### THE TASK
Report how many lines in the records hold the string "will"; give the number and nothing else.
* begin DATASET EXCERPTS *
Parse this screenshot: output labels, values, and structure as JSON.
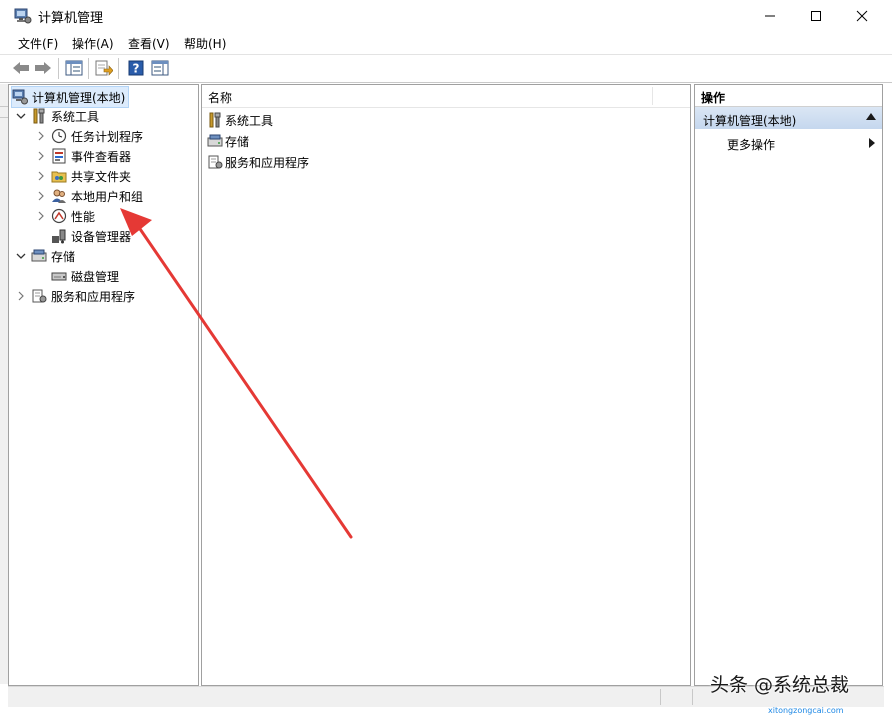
{
  "window": {
    "title": "计算机管理"
  },
  "menu": {
    "items": [
      "文件(F)",
      "操作(A)",
      "查看(V)",
      "帮助(H)"
    ]
  },
  "tree": {
    "root": "计算机管理(本地)",
    "system_tools": "系统工具",
    "task_scheduler": "任务计划程序",
    "event_viewer": "事件查看器",
    "shared_folders": "共享文件夹",
    "local_users_groups": "本地用户和组",
    "performance": "性能",
    "device_manager": "设备管理器",
    "storage": "存储",
    "disk_management": "磁盘管理",
    "services_apps": "服务和应用程序"
  },
  "list": {
    "column_name": "名称",
    "rows": [
      "系统工具",
      "存储",
      "服务和应用程序"
    ]
  },
  "actions": {
    "header": "操作",
    "section": "计算机管理(本地)",
    "more": "更多操作"
  },
  "watermark": {
    "text": "头条 @系统总裁",
    "url": "xitongzongcai.com"
  },
  "colors": {
    "annotation_arrow": "#e53935",
    "selection_bg": "#dcebfc",
    "actions_section_bg": "#c5d7ee"
  }
}
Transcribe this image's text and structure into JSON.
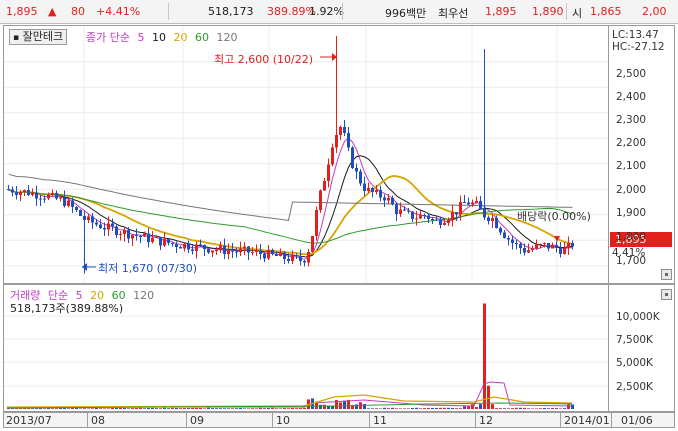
{
  "quote": {
    "price": "1,895",
    "arrow": "▲",
    "change": "80",
    "change_pct": "+4.41%",
    "volume": "518,173",
    "volume_ratio": "389.89%",
    "turnover": "1.92%",
    "amount": "996백만",
    "best_label": "최우선",
    "ask": "1,895",
    "bid": "1,890",
    "open_label": "시",
    "open": "1,865",
    "high": "2,00"
  },
  "toolbar": {
    "tag": "잘만테크"
  },
  "price_legend": {
    "title": "종가 단순",
    "periods": [
      "5",
      "10",
      "20",
      "60",
      "120"
    ],
    "colors": [
      "#c03cc0",
      "#1a1a1a",
      "#d7a400",
      "#2e9a2e",
      "#777777"
    ]
  },
  "price_axis": {
    "lc": "LC:13.47",
    "hc": "HC:-27.12",
    "ticks": [
      "2,500",
      "2,400",
      "2,300",
      "2,200",
      "2,100",
      "2,000",
      "1,900",
      "1,800",
      "1,700"
    ],
    "current": "1,895",
    "current_pct": "4.41%"
  },
  "annotations": {
    "high": "최고 2,600 (10/22)",
    "low": "최저 1,670 (07/30)",
    "dividend": "배당락(0.00%)"
  },
  "volume_legend": {
    "title": "거래량",
    "kind": "단순",
    "periods": [
      "5",
      "20",
      "60",
      "120"
    ],
    "colors": [
      "#c03cc0",
      "#d7a400",
      "#2e9a2e",
      "#777777"
    ],
    "value": "518,173주(389.88%)"
  },
  "volume_axis": {
    "ticks": [
      "10,000K",
      "7,500K",
      "5,000K",
      "2,500K"
    ]
  },
  "x_axis": {
    "labels": [
      "2013/07",
      "08",
      "09",
      "10",
      "11",
      "12",
      "2014/01",
      "01/06"
    ]
  },
  "colors": {
    "up": "#e2211c",
    "down": "#1f4fbf",
    "accent": "#e2211c"
  },
  "chart_data": {
    "type": "candlestick",
    "x": [
      "2013/07",
      "08",
      "09",
      "10",
      "11",
      "12",
      "2014/01"
    ],
    "ylim": [
      1640,
      2640
    ],
    "volume_ylim": [
      0,
      12300000
    ],
    "ohlc_approx": [
      {
        "period": "2013/07",
        "open": 2000,
        "high": 2050,
        "low": 1670,
        "close": 1800
      },
      {
        "period": "08",
        "open": 1800,
        "high": 1880,
        "low": 1740,
        "close": 1780
      },
      {
        "period": "09",
        "open": 1780,
        "high": 1820,
        "low": 1720,
        "close": 1760
      },
      {
        "period": "10",
        "open": 1760,
        "high": 2600,
        "low": 1690,
        "close": 2050
      },
      {
        "period": "11",
        "open": 2050,
        "high": 2100,
        "low": 1850,
        "close": 1900
      },
      {
        "period": "12",
        "open": 1900,
        "high": 2550,
        "low": 1730,
        "close": 1780
      },
      {
        "period": "2014/01",
        "open": 1780,
        "high": 2000,
        "low": 1730,
        "close": 1895
      }
    ],
    "volume_peak": 11800000,
    "series": [
      {
        "name": "5",
        "color": "#c03cc0"
      },
      {
        "name": "10",
        "color": "#1a1a1a"
      },
      {
        "name": "20",
        "color": "#d7a400"
      },
      {
        "name": "60",
        "color": "#2e9a2e"
      },
      {
        "name": "120",
        "color": "#777777"
      }
    ]
  }
}
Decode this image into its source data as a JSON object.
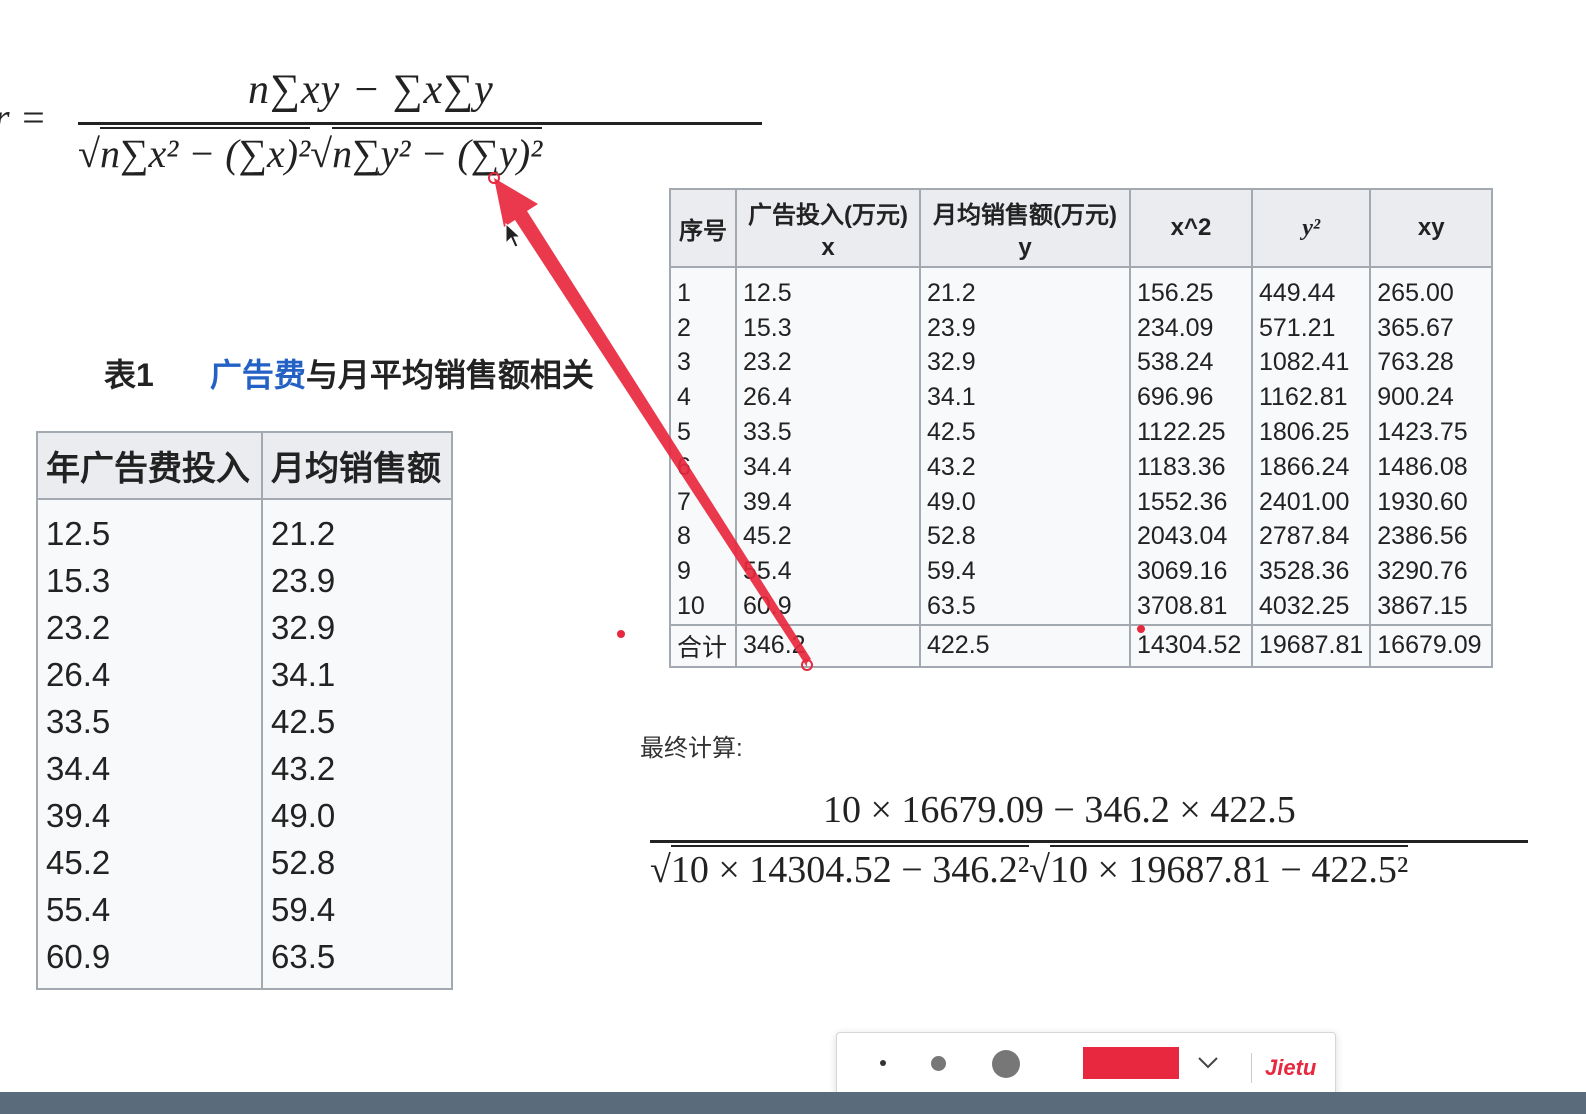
{
  "formula_top": {
    "r": "r =",
    "numerator": "n∑xy − ∑x∑y",
    "den_part1": "n∑x² − (∑x)²",
    "den_part2": "n∑y² − (∑y)²"
  },
  "table1": {
    "caption_num": "表1",
    "caption_link": "广告费",
    "caption_rest": "与月平均销售额相关",
    "headers": [
      "年广告费投入",
      "月均销售额"
    ],
    "rows": [
      [
        "12.5",
        "21.2"
      ],
      [
        "15.3",
        "23.9"
      ],
      [
        "23.2",
        "32.9"
      ],
      [
        "26.4",
        "34.1"
      ],
      [
        "33.5",
        "42.5"
      ],
      [
        "34.4",
        "43.2"
      ],
      [
        "39.4",
        "49.0"
      ],
      [
        "45.2",
        "52.8"
      ],
      [
        "55.4",
        "59.4"
      ],
      [
        "60.9",
        "63.5"
      ]
    ]
  },
  "table2": {
    "headers": {
      "idx": "序号",
      "x_top": "广告投入(万元)",
      "x_sub": "x",
      "y_top": "月均销售额(万元)",
      "y_sub": "y",
      "x2": "x^2",
      "y2": "y²",
      "xy": "xy"
    },
    "rows": [
      [
        "1",
        "12.5",
        "21.2",
        "156.25",
        "449.44",
        "265.00"
      ],
      [
        "2",
        "15.3",
        "23.9",
        "234.09",
        "571.21",
        "365.67"
      ],
      [
        "3",
        "23.2",
        "32.9",
        "538.24",
        "1082.41",
        "763.28"
      ],
      [
        "4",
        "26.4",
        "34.1",
        "696.96",
        "1162.81",
        "900.24"
      ],
      [
        "5",
        "33.5",
        "42.5",
        "1122.25",
        "1806.25",
        "1423.75"
      ],
      [
        "6",
        "34.4",
        "43.2",
        "1183.36",
        "1866.24",
        "1486.08"
      ],
      [
        "7",
        "39.4",
        "49.0",
        "1552.36",
        "2401.00",
        "1930.60"
      ],
      [
        "8",
        "45.2",
        "52.8",
        "2043.04",
        "2787.84",
        "2386.56"
      ],
      [
        "9",
        "55.4",
        "59.4",
        "3069.16",
        "3528.36",
        "3290.76"
      ],
      [
        "10",
        "60.9",
        "63.5",
        "3708.81",
        "4032.25",
        "3867.15"
      ]
    ],
    "total": [
      "合计",
      "346.2",
      "422.5",
      "14304.52",
      "19687.81",
      "16679.09"
    ]
  },
  "final": {
    "label": "最终计算:",
    "numerator": "10 × 16679.09 − 346.2 × 422.5",
    "den_part1": "10 × 14304.52 − 346.2²",
    "den_part2": "10 × 19687.81 − 422.5²"
  },
  "toolbar": {
    "brand": "Jietu",
    "selected_color": "#e8283e"
  }
}
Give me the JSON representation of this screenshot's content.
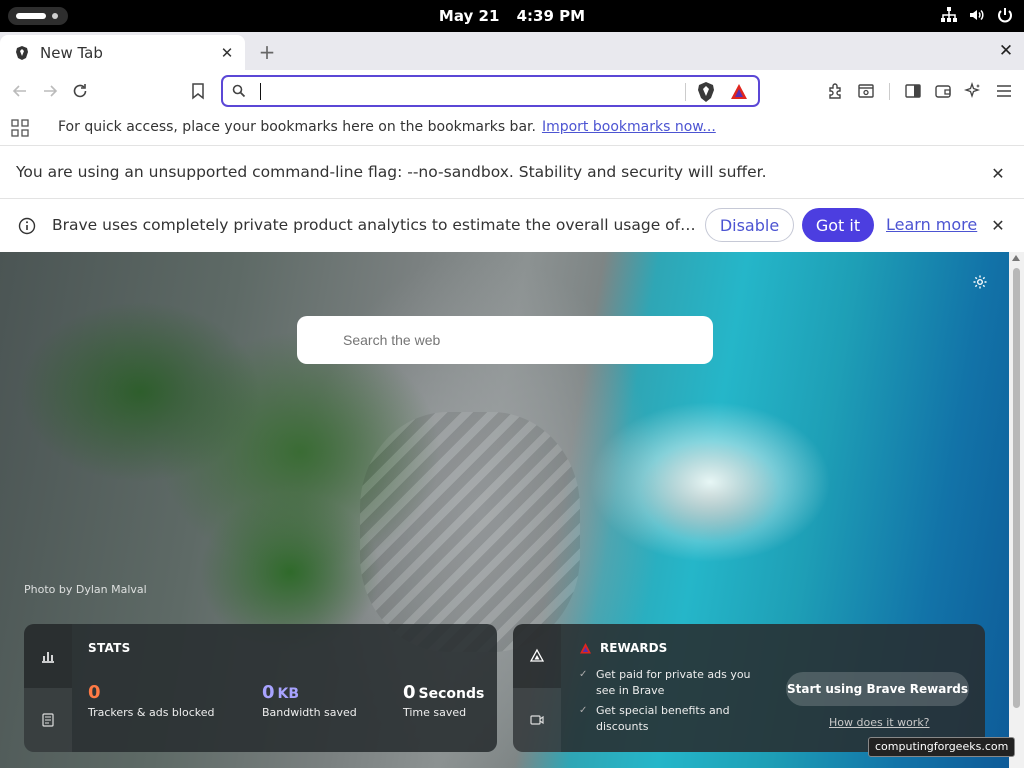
{
  "system": {
    "date": "May 21",
    "time": "4:39 PM"
  },
  "tab": {
    "title": "New Tab"
  },
  "omnibox": {
    "value": "",
    "placeholder": ""
  },
  "bookmarks_bar": {
    "message": "For quick access, place your bookmarks here on the bookmarks bar.",
    "link": "Import bookmarks now..."
  },
  "infobar_sandbox": {
    "text": "You are using an unsupported command-line flag: --no-sandbox. Stability and security will suffer."
  },
  "infobar_analytics": {
    "text": "Brave uses completely private product analytics to estimate the overall usage of ce...",
    "disable": "Disable",
    "got_it": "Got it",
    "learn_more": "Learn more"
  },
  "ntp": {
    "search_placeholder": "Search the web",
    "photo_credit": "Photo by Dylan Malval"
  },
  "stats": {
    "title": "STATS",
    "trackers": {
      "value": "0",
      "label": "Trackers & ads blocked"
    },
    "bandwidth": {
      "value": "0",
      "unit": "KB",
      "label": "Bandwidth saved"
    },
    "time": {
      "value": "0",
      "unit": "Seconds",
      "label": "Time saved"
    }
  },
  "rewards": {
    "title": "REWARDS",
    "items": [
      "Get paid for private ads you see in Brave",
      "Get special benefits and discounts"
    ],
    "button": "Start using Brave Rewards",
    "link": "How does it work?"
  },
  "watermark": "computingforgeeks.com",
  "colors": {
    "accent": "#4c3ee0",
    "link": "#4c54d2",
    "omnibox_border": "#5b47d6"
  }
}
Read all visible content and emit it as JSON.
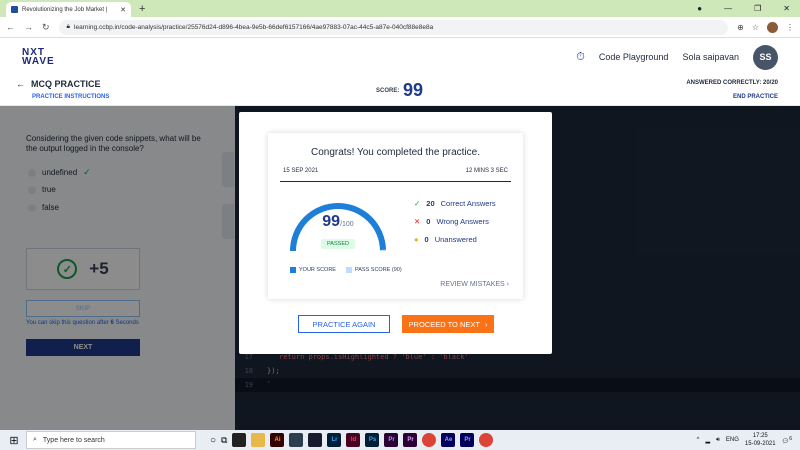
{
  "browser": {
    "tab_title": "Revolutionizing the Job Market |",
    "url": "learning.ccbp.in/code-analysis/practice/25576d24-d896-4bea-9e5b-66def6157166/4ae97883-07ac-44c5-a87e-040cf88e8e8a"
  },
  "header": {
    "logo_line1": "NXT",
    "logo_line2": "WAVE",
    "code_playground": "Code Playground",
    "user_name": "Sola saipavan",
    "avatar_initials": "SS"
  },
  "subheader": {
    "title": "MCQ PRACTICE",
    "instructions": "PRACTICE INSTRUCTIONS",
    "score_label": "SCORE:",
    "score_value": "99",
    "answered": "ANSWERED CORRECTLY: 20/20",
    "end_practice": "END PRACTICE"
  },
  "question": {
    "text": "Considering the given code snippets, what will be the output logged in the console?",
    "options": [
      "undefined",
      "true",
      "false"
    ],
    "points": "+5",
    "skip_label": "SKIP",
    "skip_note_prefix": "You can skip this question after ",
    "skip_seconds": "6",
    "skip_note_suffix": " Seconds",
    "next_label": "NEXT"
  },
  "code": {
    "lines": [
      {
        "n": "17",
        "text": "return props.isHighlighted ? 'blue' : 'black'"
      },
      {
        "n": "18",
        "text": "});"
      },
      {
        "n": "19",
        "text": "`"
      }
    ]
  },
  "modal": {
    "congrats": "Congrats! You completed the practice.",
    "date": "15 SEP 2021",
    "duration": "12 MINS 3 SEC",
    "score": "99",
    "out_of": "/100",
    "score_fraction": 0.99,
    "status": "PASSED",
    "correct_count": "20",
    "correct_label": "Correct Answers",
    "wrong_count": "0",
    "wrong_label": "Wrong Answers",
    "unanswered_count": "0",
    "unanswered_label": "Unanswered",
    "legend_your": "YOUR SCORE",
    "legend_pass": "PASS SCORE (90)",
    "review": "REVIEW MISTAKES",
    "practice_again": "PRACTICE AGAIN",
    "proceed": "PROCEED TO NEXT",
    "colors": {
      "accent": "#1d7fd8",
      "pass": "#bfdbfe",
      "orange": "#f97316"
    }
  },
  "taskbar": {
    "search_placeholder": "Type here to search",
    "lang": "ENG",
    "time": "17:25",
    "date": "15-09-2021",
    "notif_count": "6"
  }
}
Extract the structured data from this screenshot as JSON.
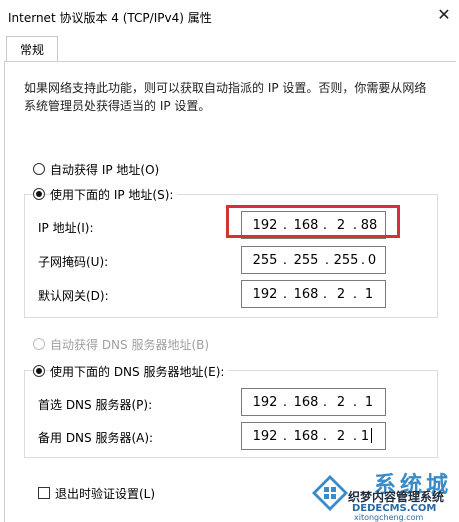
{
  "window": {
    "title": "Internet 协议版本 4 (TCP/IPv4) 属性",
    "close_glyph": "✕"
  },
  "tabs": [
    {
      "label": "常规",
      "selected": true
    }
  ],
  "description": "如果网络支持此功能，则可以获取自动指派的 IP 设置。否则，你需要从网络系统管理员处获得适当的 IP 设置。",
  "ip_section": {
    "auto_radio": {
      "label": "自动获得 IP 地址(O)",
      "checked": false
    },
    "manual_radio": {
      "label": "使用下面的 IP 地址(S):",
      "checked": true
    },
    "fields": [
      {
        "label": "IP 地址(I):",
        "octets": [
          "192",
          "168",
          "2",
          "88"
        ],
        "highlighted": true
      },
      {
        "label": "子网掩码(U):",
        "octets": [
          "255",
          "255",
          "255",
          "0"
        ],
        "highlighted": false
      },
      {
        "label": "默认网关(D):",
        "octets": [
          "192",
          "168",
          "2",
          "1"
        ],
        "highlighted": false
      }
    ]
  },
  "dns_section": {
    "auto_radio": {
      "label": "自动获得 DNS 服务器地址(B)",
      "checked": false,
      "disabled": true
    },
    "manual_radio": {
      "label": "使用下面的 DNS 服务器地址(E):",
      "checked": true
    },
    "fields": [
      {
        "label": "首选 DNS 服务器(P):",
        "octets": [
          "192",
          "168",
          "2",
          "1"
        ]
      },
      {
        "label": "备用 DNS 服务器(A):",
        "octets": [
          "192",
          "168",
          "2",
          "1"
        ]
      }
    ]
  },
  "validate_checkbox": {
    "label": "退出时验证设置(L)",
    "checked": false
  },
  "watermark": {
    "line1": "系统城",
    "line2": "织梦内容管理系统",
    "line3": "DEDECMS.COM",
    "line4": "xitongcheng.com"
  },
  "colors": {
    "highlight": "#d2352f",
    "watermark_blue": "#3a8bc8"
  }
}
* end DATASET EXCERPTS *
### ANSWER TO THIS EXERCISE
2